___ TEXT ___

A number of readers have attempted to assimilate this phenomenon to other issues. The phenomenon is not the same thing as “some loonies are skeptics/warmists”. And while it is a spurious correlation, it is a very specialized form of spurious correlation that warrants sunshine.
Brandon, I experimented with a different technique of showing the response size. I did a scatter plot but used a solid circle for the point (in R, pch=19) and then defined the radius of the circle to be proportional to the count (in R, cex= sqrt(count)). In a black-on-white plot, the small counts were invisible. However, with a sort of “starlight” plot, yellow-on-black, the faint counts were discernible. I don’t remember whether I did a post showing this, but I’ll either do one, or send you an example.
Cheers,
Steve Mc
David, UK says:
January 23, 2014 at 2:48 pm
Hey, maybe I am paranoid but I sense that a goodly portion of the warmist camp thinks that paedophilia is the lesser evil.
Osama Bin Laden believed in CAGW therefore……………
The moon landings were so faked that a group of those astronauts who did not land on the moon are sceptical of CAGW. Makes complete sense to me. By the way the Moon landings happened, it’s fact.
Thanks Brandon
i think all that want to understand get the point now. I thought it was cherrypicking and data manipulation but it is just a poor grasp of statistics. Amazed it passed peer review but not all publications can have decent statisticians at the gates.
Steve McIntyre, thanks. You’re right about this being a specialized form of spurious correlation. I’m still trying to work out how to write it formally. I feel like I should have focused on math instead of computers in school. Intuition is hard to put on paper.

___ PROVIDED MATERIAL ___

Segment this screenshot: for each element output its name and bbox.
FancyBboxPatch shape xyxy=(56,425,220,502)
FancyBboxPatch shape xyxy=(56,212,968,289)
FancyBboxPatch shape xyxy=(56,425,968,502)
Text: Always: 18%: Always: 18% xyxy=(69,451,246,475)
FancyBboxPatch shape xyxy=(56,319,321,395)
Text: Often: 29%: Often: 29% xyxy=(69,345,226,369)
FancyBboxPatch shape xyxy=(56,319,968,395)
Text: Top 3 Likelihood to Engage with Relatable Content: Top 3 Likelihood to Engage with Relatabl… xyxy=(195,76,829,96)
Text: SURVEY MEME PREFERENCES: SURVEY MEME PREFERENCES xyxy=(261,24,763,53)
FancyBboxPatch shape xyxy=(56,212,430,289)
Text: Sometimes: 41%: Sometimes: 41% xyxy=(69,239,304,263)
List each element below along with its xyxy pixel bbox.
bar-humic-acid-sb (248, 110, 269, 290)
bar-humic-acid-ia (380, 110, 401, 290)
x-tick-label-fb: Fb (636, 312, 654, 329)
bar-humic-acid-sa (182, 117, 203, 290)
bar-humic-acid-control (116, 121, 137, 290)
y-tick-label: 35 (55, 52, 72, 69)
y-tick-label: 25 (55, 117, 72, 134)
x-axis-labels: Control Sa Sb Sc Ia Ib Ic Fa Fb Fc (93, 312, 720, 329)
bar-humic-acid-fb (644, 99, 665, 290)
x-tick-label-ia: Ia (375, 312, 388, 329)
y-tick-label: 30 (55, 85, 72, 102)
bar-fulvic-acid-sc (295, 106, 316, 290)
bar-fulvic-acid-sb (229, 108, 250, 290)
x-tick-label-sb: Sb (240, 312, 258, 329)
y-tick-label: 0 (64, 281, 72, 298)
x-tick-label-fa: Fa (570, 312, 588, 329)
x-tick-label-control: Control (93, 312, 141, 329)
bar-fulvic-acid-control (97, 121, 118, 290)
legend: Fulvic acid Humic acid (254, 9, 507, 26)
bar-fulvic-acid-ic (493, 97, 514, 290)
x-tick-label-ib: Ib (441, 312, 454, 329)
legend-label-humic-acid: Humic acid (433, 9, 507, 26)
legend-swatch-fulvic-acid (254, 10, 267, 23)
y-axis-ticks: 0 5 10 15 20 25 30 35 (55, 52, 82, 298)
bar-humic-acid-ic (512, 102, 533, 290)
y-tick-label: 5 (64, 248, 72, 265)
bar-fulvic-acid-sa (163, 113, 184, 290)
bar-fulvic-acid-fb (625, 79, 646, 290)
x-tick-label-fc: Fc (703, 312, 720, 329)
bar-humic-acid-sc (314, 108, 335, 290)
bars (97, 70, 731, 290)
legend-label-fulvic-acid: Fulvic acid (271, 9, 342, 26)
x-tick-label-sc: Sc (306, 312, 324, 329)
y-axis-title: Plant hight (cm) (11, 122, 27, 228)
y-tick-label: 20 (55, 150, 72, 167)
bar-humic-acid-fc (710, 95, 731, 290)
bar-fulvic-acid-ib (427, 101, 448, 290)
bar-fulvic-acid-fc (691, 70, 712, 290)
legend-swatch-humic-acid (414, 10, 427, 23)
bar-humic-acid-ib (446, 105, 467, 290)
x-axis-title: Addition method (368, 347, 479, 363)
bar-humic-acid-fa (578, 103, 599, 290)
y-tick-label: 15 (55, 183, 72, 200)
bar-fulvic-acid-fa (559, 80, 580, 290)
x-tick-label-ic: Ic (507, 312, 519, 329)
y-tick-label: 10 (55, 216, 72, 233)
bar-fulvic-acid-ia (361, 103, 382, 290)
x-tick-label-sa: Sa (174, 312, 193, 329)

___

TASK STATEMENT
Rewrite the comment thread from the words "Thanks Brandon" through "put on paper.", swapping "peer review" for "editorial review".

EXERCISE ANSWER
Thanks Brandon
i think all that want to understand get the point now. I thought it was cherrypicking and data manipulation but it is just a poor grasp of statistics. Amazed it passed editorial review but not all publications can have decent statisticians at the gates.
Steve McIntyre, thanks. You’re right about this being a specialized form of spurious correlation. I’m still trying to work out how to write it formally. I feel like I should have focused on math instead of computers in school. Intuition is hard to put on paper.